DATASET CONTENT:
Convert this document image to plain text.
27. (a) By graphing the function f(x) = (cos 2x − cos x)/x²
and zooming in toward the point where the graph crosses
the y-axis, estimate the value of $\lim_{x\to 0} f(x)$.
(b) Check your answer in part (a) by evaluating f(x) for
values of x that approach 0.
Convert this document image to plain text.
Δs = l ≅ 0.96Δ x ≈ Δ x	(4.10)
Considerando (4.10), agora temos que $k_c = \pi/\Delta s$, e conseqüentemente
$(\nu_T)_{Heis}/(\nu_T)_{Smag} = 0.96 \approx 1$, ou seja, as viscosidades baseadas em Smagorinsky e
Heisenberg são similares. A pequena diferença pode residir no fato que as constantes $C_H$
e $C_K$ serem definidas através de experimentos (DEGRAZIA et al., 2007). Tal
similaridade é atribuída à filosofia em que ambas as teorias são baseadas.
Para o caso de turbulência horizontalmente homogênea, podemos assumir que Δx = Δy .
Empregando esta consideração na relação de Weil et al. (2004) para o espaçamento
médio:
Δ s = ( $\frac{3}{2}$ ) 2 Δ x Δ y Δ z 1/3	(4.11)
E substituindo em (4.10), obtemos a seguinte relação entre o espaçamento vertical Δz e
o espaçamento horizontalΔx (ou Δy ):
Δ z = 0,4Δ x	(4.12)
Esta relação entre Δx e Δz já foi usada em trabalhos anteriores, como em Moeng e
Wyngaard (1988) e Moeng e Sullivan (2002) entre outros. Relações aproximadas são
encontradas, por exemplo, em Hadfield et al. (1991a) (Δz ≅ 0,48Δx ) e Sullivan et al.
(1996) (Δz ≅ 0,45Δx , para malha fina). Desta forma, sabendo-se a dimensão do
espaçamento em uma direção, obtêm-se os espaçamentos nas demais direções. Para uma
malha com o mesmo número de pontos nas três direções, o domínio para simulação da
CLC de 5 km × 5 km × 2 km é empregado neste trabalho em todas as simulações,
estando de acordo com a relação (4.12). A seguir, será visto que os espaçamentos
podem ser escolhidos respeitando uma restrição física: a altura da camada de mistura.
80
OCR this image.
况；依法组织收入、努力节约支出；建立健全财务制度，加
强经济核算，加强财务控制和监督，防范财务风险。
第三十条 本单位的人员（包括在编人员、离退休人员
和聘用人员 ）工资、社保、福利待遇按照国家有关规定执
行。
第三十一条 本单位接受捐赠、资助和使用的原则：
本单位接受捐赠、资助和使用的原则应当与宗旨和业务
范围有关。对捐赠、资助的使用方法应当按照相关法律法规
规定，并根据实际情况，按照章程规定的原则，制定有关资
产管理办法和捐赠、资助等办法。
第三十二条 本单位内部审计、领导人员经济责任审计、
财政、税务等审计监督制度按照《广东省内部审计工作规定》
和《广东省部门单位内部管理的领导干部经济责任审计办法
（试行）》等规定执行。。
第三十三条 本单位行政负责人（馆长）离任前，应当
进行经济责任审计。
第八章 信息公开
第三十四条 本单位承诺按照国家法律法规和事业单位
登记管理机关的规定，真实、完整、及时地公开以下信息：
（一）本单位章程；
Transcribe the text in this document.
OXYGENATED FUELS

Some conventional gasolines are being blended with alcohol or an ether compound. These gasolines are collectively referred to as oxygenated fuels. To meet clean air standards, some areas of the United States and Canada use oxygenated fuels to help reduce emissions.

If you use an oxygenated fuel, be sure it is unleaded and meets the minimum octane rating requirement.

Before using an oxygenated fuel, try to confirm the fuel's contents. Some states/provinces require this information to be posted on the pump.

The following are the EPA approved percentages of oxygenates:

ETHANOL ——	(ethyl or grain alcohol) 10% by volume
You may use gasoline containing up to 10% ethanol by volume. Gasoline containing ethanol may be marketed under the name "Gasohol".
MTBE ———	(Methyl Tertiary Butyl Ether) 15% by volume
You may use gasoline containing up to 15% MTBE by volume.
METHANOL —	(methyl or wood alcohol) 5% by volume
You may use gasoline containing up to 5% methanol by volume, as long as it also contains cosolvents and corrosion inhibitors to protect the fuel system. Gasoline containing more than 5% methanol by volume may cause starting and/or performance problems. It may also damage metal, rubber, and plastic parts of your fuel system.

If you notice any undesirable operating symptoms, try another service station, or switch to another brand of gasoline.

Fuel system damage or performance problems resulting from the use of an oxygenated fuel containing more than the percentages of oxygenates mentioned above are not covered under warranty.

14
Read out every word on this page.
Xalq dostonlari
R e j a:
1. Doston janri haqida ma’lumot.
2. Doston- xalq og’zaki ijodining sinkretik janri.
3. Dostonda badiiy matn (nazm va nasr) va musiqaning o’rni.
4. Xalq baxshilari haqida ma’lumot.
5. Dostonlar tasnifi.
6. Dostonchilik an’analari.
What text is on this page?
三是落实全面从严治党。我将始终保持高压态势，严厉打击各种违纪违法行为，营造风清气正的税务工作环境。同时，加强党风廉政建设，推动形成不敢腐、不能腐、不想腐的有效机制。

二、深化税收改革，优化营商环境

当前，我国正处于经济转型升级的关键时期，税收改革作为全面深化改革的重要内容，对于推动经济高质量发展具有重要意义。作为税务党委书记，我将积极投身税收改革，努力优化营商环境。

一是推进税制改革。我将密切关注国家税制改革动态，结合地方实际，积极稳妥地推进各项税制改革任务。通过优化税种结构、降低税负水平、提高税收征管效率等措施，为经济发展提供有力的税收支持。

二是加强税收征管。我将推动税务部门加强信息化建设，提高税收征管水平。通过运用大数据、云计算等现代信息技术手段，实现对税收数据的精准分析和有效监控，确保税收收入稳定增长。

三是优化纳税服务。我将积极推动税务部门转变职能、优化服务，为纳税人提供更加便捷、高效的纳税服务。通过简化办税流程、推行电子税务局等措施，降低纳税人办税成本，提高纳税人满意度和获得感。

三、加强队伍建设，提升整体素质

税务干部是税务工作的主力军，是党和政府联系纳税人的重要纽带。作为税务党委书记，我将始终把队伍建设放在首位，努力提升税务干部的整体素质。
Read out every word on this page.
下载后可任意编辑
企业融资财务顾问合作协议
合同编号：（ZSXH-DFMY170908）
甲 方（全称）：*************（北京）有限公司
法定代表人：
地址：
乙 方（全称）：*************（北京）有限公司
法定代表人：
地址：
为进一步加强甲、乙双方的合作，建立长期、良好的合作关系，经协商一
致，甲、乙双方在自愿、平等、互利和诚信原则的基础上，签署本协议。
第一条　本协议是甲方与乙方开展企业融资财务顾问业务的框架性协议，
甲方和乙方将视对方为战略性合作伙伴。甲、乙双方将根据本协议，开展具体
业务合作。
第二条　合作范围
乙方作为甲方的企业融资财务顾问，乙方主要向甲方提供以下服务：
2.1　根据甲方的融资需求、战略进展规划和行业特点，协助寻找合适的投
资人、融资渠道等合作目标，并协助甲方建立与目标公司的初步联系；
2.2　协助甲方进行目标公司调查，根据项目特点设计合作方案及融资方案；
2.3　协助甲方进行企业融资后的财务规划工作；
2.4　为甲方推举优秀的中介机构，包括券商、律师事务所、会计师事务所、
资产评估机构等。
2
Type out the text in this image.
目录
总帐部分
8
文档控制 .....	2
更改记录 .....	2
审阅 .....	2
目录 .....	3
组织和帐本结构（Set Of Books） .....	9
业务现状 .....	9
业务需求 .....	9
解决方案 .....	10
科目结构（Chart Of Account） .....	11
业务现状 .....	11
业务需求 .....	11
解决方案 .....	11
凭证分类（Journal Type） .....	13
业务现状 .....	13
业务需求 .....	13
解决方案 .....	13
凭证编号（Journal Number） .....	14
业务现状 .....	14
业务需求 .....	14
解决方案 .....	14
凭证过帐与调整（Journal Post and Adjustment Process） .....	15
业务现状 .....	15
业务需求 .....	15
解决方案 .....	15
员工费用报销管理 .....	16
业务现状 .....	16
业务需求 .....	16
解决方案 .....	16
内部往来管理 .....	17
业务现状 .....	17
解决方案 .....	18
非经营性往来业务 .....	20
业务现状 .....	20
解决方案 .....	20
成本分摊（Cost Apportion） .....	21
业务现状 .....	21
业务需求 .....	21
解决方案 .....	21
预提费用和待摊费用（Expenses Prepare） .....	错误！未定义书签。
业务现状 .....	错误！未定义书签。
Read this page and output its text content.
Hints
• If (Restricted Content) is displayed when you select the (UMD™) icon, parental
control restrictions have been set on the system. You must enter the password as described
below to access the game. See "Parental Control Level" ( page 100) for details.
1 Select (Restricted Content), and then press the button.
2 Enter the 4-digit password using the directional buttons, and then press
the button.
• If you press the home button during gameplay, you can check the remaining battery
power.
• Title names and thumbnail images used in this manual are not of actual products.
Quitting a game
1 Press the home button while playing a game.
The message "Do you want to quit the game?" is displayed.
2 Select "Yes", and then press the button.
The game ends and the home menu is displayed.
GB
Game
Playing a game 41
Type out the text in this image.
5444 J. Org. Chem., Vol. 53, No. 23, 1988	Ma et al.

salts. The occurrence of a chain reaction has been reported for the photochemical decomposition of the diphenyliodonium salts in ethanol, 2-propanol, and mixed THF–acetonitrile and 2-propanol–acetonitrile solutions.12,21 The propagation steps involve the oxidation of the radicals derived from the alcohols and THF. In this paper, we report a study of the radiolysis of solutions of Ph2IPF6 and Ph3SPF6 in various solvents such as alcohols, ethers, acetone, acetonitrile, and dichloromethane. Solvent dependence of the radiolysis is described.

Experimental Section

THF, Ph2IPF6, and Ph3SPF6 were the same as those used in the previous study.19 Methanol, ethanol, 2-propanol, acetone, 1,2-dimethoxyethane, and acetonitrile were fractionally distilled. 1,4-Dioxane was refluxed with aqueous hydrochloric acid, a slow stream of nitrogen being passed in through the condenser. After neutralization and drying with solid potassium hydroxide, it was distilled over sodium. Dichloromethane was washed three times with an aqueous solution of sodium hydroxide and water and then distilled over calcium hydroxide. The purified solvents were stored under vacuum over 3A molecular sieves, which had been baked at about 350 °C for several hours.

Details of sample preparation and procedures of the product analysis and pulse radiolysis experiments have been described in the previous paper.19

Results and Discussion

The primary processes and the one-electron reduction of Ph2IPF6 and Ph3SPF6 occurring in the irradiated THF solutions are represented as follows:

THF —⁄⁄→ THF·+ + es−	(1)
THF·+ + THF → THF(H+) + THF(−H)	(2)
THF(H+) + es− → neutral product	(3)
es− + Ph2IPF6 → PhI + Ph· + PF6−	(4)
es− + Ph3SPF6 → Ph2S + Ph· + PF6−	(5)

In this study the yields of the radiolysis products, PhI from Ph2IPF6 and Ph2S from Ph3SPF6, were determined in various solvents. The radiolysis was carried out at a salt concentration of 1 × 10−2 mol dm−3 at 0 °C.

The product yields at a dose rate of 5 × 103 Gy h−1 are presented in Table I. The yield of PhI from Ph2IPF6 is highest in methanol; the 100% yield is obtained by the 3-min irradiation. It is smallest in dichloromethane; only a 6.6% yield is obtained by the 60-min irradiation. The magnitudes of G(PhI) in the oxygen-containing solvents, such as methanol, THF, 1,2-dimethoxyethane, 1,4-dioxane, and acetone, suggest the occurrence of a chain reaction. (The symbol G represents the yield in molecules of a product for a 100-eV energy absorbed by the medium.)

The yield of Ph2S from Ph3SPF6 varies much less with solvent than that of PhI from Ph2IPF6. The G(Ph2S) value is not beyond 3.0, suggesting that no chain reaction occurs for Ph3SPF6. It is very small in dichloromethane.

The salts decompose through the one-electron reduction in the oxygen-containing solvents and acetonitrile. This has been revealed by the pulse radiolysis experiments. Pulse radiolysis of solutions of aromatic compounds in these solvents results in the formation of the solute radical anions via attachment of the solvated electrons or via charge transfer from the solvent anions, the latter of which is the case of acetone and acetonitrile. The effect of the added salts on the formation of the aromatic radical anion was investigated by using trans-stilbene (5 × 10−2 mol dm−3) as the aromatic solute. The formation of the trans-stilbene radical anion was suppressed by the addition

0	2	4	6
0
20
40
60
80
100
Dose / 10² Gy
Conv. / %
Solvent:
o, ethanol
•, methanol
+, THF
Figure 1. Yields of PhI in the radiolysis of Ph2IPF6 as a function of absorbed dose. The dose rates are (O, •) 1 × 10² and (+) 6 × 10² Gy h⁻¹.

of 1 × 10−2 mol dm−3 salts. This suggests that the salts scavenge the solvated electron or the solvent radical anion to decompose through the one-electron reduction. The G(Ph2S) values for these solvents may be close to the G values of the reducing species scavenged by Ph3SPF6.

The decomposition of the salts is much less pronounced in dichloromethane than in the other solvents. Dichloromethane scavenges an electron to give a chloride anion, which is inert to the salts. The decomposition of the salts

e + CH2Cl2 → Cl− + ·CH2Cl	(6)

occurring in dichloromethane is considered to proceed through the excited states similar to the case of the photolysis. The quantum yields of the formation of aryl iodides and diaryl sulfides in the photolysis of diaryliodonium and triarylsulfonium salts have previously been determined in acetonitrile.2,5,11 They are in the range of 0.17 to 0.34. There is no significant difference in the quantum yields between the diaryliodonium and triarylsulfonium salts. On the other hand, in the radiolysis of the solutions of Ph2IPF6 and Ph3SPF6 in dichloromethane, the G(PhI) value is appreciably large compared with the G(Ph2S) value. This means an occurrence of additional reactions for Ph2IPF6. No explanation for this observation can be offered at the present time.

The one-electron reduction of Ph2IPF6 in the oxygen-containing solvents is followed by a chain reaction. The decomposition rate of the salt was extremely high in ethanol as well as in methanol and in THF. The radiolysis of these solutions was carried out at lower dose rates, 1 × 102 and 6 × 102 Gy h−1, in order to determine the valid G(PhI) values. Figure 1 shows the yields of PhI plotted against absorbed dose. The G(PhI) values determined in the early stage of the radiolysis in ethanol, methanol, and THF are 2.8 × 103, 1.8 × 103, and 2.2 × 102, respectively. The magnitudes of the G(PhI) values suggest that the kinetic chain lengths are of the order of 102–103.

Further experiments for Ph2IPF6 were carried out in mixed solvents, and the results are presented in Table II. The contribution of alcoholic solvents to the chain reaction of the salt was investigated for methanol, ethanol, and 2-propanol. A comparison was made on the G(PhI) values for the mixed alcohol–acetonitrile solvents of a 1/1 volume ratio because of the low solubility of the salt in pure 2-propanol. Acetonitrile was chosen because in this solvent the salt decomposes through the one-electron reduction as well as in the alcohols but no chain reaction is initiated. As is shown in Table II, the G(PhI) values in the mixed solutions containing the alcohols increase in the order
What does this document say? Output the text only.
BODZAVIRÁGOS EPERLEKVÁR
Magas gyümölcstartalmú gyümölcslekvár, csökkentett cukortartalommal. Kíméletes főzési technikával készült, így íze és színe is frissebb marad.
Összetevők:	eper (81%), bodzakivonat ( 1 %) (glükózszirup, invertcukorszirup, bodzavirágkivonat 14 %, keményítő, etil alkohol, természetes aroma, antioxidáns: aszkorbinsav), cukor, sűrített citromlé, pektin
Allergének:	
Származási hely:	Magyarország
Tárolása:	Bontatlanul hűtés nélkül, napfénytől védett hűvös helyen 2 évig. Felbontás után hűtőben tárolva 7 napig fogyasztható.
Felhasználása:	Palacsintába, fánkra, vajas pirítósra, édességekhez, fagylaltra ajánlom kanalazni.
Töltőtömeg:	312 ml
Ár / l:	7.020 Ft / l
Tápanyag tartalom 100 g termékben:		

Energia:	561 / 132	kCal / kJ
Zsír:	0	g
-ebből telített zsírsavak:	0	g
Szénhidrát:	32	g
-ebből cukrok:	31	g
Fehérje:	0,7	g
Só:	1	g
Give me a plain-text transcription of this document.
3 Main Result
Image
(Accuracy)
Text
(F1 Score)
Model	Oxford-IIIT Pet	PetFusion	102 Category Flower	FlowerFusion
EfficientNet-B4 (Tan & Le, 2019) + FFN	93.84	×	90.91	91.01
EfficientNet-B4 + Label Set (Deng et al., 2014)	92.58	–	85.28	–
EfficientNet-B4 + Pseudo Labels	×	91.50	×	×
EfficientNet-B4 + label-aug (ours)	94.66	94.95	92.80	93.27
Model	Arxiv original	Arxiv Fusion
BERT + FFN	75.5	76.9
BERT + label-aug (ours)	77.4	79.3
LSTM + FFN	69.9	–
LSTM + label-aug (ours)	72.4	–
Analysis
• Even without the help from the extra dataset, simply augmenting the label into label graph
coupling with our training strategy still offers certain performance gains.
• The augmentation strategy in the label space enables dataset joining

WHAT THE EXERCISE ASKS: List all lines from the entries that include the word "lumot".

CORRECT RESULT:
1. Doston janri haqida ma’lumot.
4. Xalq baxshilari haqida ma’lumot.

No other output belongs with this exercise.